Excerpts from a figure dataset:
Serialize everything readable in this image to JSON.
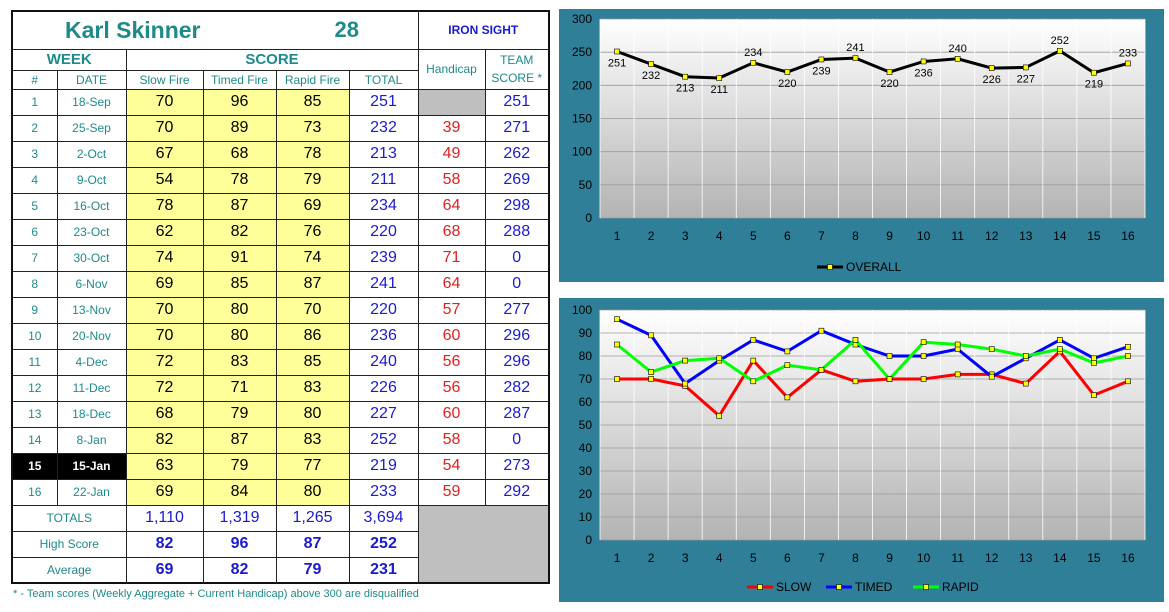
{
  "player": {
    "name": "Karl Skinner",
    "number": "28",
    "division": "IRON SIGHT"
  },
  "headers": {
    "week": "WEEK",
    "score": "SCORE",
    "num": "#",
    "date": "DATE",
    "slow": "Slow Fire",
    "timed": "Timed Fire",
    "rapid": "Rapid Fire",
    "total": "TOTAL",
    "handicap": "Handicap",
    "team_line1": "TEAM",
    "team_line2": "SCORE *"
  },
  "rows": [
    {
      "num": "1",
      "date": "18-Sep",
      "slow": "70",
      "timed": "96",
      "rapid": "85",
      "total": "251",
      "handicap": "",
      "team": "251"
    },
    {
      "num": "2",
      "date": "25-Sep",
      "slow": "70",
      "timed": "89",
      "rapid": "73",
      "total": "232",
      "handicap": "39",
      "team": "271"
    },
    {
      "num": "3",
      "date": "2-Oct",
      "slow": "67",
      "timed": "68",
      "rapid": "78",
      "total": "213",
      "handicap": "49",
      "team": "262"
    },
    {
      "num": "4",
      "date": "9-Oct",
      "slow": "54",
      "timed": "78",
      "rapid": "79",
      "total": "211",
      "handicap": "58",
      "team": "269"
    },
    {
      "num": "5",
      "date": "16-Oct",
      "slow": "78",
      "timed": "87",
      "rapid": "69",
      "total": "234",
      "handicap": "64",
      "team": "298"
    },
    {
      "num": "6",
      "date": "23-Oct",
      "slow": "62",
      "timed": "82",
      "rapid": "76",
      "total": "220",
      "handicap": "68",
      "team": "288"
    },
    {
      "num": "7",
      "date": "30-Oct",
      "slow": "74",
      "timed": "91",
      "rapid": "74",
      "total": "239",
      "handicap": "71",
      "team": "0"
    },
    {
      "num": "8",
      "date": "6-Nov",
      "slow": "69",
      "timed": "85",
      "rapid": "87",
      "total": "241",
      "handicap": "64",
      "team": "0"
    },
    {
      "num": "9",
      "date": "13-Nov",
      "slow": "70",
      "timed": "80",
      "rapid": "70",
      "total": "220",
      "handicap": "57",
      "team": "277"
    },
    {
      "num": "10",
      "date": "20-Nov",
      "slow": "70",
      "timed": "80",
      "rapid": "86",
      "total": "236",
      "handicap": "60",
      "team": "296"
    },
    {
      "num": "11",
      "date": "4-Dec",
      "slow": "72",
      "timed": "83",
      "rapid": "85",
      "total": "240",
      "handicap": "56",
      "team": "296"
    },
    {
      "num": "12",
      "date": "11-Dec",
      "slow": "72",
      "timed": "71",
      "rapid": "83",
      "total": "226",
      "handicap": "56",
      "team": "282"
    },
    {
      "num": "13",
      "date": "18-Dec",
      "slow": "68",
      "timed": "79",
      "rapid": "80",
      "total": "227",
      "handicap": "60",
      "team": "287"
    },
    {
      "num": "14",
      "date": "8-Jan",
      "slow": "82",
      "timed": "87",
      "rapid": "83",
      "total": "252",
      "handicap": "58",
      "team": "0"
    },
    {
      "num": "15",
      "date": "15-Jan",
      "slow": "63",
      "timed": "79",
      "rapid": "77",
      "total": "219",
      "handicap": "54",
      "team": "273"
    },
    {
      "num": "16",
      "date": "22-Jan",
      "slow": "69",
      "timed": "84",
      "rapid": "80",
      "total": "233",
      "handicap": "59",
      "team": "292"
    }
  ],
  "current_week": "15",
  "summary": [
    {
      "label": "TOTALS",
      "slow": "1,110",
      "timed": "1,319",
      "rapid": "1,265",
      "total": "3,694"
    },
    {
      "label": "High Score",
      "slow": "82",
      "timed": "96",
      "rapid": "87",
      "total": "252"
    },
    {
      "label": "Average",
      "slow": "69",
      "timed": "82",
      "rapid": "79",
      "total": "231"
    }
  ],
  "footnote": "* - Team scores (Weekly Aggregate + Current Handicap) above 300 are disqualified",
  "colors": {
    "panel": "#2f7f98",
    "teal_text": "#1e8a8a",
    "score_fill": "#ffff99",
    "blue_text": "#1a1ad0",
    "red_text": "#e02020"
  },
  "chart_data": [
    {
      "type": "line",
      "x": [
        1,
        2,
        3,
        4,
        5,
        6,
        7,
        8,
        9,
        10,
        11,
        12,
        13,
        14,
        15,
        16
      ],
      "ylim": [
        0,
        300
      ],
      "yticks": [
        0,
        50,
        100,
        150,
        200,
        250,
        300
      ],
      "grid": true,
      "legend": "bottom",
      "series": [
        {
          "name": "OVERALL",
          "color": "#000000",
          "marker_color": "#ffff00",
          "values": [
            251,
            232,
            213,
            211,
            234,
            220,
            239,
            241,
            220,
            236,
            240,
            226,
            227,
            252,
            219,
            233
          ]
        }
      ]
    },
    {
      "type": "line",
      "x": [
        1,
        2,
        3,
        4,
        5,
        6,
        7,
        8,
        9,
        10,
        11,
        12,
        13,
        14,
        15,
        16
      ],
      "ylim": [
        0,
        100
      ],
      "yticks": [
        0,
        10,
        20,
        30,
        40,
        50,
        60,
        70,
        80,
        90,
        100
      ],
      "grid": true,
      "legend": "bottom",
      "series": [
        {
          "name": "SLOW",
          "color": "#ff0000",
          "marker_color": "#ffff00",
          "values": [
            70,
            70,
            67,
            54,
            78,
            62,
            74,
            69,
            70,
            70,
            72,
            72,
            68,
            82,
            63,
            69
          ]
        },
        {
          "name": "TIMED",
          "color": "#0000ff",
          "marker_color": "#ffff00",
          "values": [
            96,
            89,
            68,
            78,
            87,
            82,
            91,
            85,
            80,
            80,
            83,
            71,
            79,
            87,
            79,
            84
          ]
        },
        {
          "name": "RAPID",
          "color": "#00ff00",
          "marker_color": "#ffff00",
          "values": [
            85,
            73,
            78,
            79,
            69,
            76,
            74,
            87,
            70,
            86,
            85,
            83,
            80,
            83,
            77,
            80
          ]
        }
      ]
    }
  ]
}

:: The problem ::
Look back over the material above and state how many lines hold the word "label". Write the number and nothing else.

:: Result of the task ::
3